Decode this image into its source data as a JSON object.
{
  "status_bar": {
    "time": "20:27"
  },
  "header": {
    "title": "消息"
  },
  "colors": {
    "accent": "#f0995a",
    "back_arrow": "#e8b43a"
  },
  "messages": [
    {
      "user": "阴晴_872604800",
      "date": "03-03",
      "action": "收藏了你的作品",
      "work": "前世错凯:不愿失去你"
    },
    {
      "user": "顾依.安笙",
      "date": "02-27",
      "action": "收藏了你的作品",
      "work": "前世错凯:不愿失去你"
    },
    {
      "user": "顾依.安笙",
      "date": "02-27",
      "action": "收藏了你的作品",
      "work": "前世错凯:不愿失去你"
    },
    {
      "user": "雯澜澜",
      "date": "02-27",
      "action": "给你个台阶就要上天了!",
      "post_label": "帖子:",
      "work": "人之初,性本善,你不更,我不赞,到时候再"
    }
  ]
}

-- -- --

* [The request]:
Each line of the listing should be echoed back exactly.

* [Exercise response]:
Decode this image into its source data as a JSON object.
{
  "status_bar": {
    "time": "20:27"
  },
  "header": {
    "title": "消息"
  },
  "colors": {
    "accent": "#f0995a",
    "back_arrow": "#e8b43a"
  },
  "messages": [
    {
      "user": "阴晴_872604800",
      "date": "03-03",
      "action": "收藏了你的作品",
      "work": "前世错凯:不愿失去你"
    },
    {
      "user": "顾依.安笙",
      "date": "02-27",
      "action": "收藏了你的作品",
      "work": "前世错凯:不愿失去你"
    },
    {
      "user": "顾依.安笙",
      "date": "02-27",
      "action": "收藏了你的作品",
      "work": "前世错凯:不愿失去你"
    },
    {
      "user": "雯澜澜",
      "date": "02-27",
      "action": "给你个台阶就要上天了!",
      "post_label": "帖子:",
      "work": "人之初,性本善,你不更,我不赞,到时候再"
    }
  ]
}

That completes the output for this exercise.